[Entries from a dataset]
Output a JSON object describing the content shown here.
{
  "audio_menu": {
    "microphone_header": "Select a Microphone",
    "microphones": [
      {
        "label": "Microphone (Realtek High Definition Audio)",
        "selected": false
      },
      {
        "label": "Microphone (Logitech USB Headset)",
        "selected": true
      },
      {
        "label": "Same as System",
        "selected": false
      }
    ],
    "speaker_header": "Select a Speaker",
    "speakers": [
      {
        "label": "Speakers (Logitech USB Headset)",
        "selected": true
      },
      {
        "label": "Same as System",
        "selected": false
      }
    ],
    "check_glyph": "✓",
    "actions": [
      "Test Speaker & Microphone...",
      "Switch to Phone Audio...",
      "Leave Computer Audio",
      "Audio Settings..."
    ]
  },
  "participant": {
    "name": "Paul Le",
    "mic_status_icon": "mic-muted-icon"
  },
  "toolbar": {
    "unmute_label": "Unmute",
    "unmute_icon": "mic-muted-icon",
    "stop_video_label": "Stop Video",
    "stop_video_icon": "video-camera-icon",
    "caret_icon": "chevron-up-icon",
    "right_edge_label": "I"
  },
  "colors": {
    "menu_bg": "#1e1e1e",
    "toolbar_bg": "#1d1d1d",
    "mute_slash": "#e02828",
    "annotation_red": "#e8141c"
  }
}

- _WORK TO DO_
The lines to collect are those holding the string "muted"; copy them all.

- _COMPLETE ANSWER_
    "mic_status_icon": "mic-muted-icon"
    "unmute_icon": "mic-muted-icon",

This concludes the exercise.